# [WHAT TO WORK ON]
Pull each line holding "temporada" out of the entries below.

Collected data entries:
※ ※ ※
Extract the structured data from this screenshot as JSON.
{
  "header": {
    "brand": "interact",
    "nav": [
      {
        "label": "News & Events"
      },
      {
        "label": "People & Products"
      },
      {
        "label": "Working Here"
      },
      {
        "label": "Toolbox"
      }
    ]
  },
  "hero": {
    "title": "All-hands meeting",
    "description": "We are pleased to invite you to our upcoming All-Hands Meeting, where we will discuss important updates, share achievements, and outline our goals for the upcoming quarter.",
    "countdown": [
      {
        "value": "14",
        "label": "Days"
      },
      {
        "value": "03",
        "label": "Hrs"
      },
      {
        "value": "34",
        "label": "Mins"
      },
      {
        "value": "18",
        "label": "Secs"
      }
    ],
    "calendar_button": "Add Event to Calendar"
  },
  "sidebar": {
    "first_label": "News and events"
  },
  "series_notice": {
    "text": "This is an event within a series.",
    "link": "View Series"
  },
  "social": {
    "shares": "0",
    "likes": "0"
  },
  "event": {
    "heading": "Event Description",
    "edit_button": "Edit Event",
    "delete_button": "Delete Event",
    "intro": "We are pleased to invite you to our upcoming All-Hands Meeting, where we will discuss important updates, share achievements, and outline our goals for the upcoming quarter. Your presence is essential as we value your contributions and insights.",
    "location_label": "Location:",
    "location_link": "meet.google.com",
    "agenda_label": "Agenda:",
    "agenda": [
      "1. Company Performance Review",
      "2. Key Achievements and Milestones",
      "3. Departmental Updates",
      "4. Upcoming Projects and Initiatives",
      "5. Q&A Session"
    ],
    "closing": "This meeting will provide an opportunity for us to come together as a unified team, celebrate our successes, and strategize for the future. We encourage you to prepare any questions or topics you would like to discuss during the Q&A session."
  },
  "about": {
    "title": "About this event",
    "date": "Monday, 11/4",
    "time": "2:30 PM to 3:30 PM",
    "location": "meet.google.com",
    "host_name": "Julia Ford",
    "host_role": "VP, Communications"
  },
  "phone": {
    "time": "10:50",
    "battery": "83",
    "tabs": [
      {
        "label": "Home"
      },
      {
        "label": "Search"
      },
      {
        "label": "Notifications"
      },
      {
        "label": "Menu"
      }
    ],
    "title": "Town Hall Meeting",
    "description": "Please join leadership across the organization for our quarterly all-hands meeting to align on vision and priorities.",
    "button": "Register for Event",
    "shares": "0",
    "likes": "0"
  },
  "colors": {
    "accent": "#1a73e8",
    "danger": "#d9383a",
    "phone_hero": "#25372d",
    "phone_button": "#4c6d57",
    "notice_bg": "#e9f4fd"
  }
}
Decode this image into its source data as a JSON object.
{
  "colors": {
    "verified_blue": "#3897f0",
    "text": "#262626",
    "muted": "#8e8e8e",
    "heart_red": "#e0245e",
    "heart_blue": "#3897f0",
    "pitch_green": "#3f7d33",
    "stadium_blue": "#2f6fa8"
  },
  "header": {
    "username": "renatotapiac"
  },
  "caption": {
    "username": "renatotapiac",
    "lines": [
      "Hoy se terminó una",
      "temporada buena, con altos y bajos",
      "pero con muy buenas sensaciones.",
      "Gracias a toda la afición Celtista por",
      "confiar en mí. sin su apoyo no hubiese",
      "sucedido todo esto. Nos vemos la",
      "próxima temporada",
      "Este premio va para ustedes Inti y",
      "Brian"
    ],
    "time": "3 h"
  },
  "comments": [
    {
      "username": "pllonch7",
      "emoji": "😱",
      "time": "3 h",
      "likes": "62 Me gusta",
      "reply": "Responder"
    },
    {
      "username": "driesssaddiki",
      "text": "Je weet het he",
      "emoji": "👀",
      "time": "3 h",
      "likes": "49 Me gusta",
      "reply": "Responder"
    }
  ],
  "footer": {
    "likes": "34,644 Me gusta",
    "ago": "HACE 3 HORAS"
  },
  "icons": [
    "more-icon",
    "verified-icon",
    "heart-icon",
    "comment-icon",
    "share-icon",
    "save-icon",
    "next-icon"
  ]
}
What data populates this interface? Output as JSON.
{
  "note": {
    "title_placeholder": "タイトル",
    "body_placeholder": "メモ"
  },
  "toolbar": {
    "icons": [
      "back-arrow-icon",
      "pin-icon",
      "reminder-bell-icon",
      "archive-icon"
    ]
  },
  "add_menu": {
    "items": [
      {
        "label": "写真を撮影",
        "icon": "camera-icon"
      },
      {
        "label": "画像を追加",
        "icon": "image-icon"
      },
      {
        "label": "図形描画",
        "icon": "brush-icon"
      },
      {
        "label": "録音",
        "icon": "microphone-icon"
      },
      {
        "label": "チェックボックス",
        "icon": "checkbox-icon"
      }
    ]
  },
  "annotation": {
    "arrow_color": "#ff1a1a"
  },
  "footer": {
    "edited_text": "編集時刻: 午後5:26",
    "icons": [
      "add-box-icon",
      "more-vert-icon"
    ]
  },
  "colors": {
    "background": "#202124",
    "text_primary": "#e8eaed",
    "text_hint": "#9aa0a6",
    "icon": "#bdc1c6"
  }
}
※ ※ ※
# [EXPECTED ANSWER]
      "temporada buena, con altos y bajos",
      "próxima temporada",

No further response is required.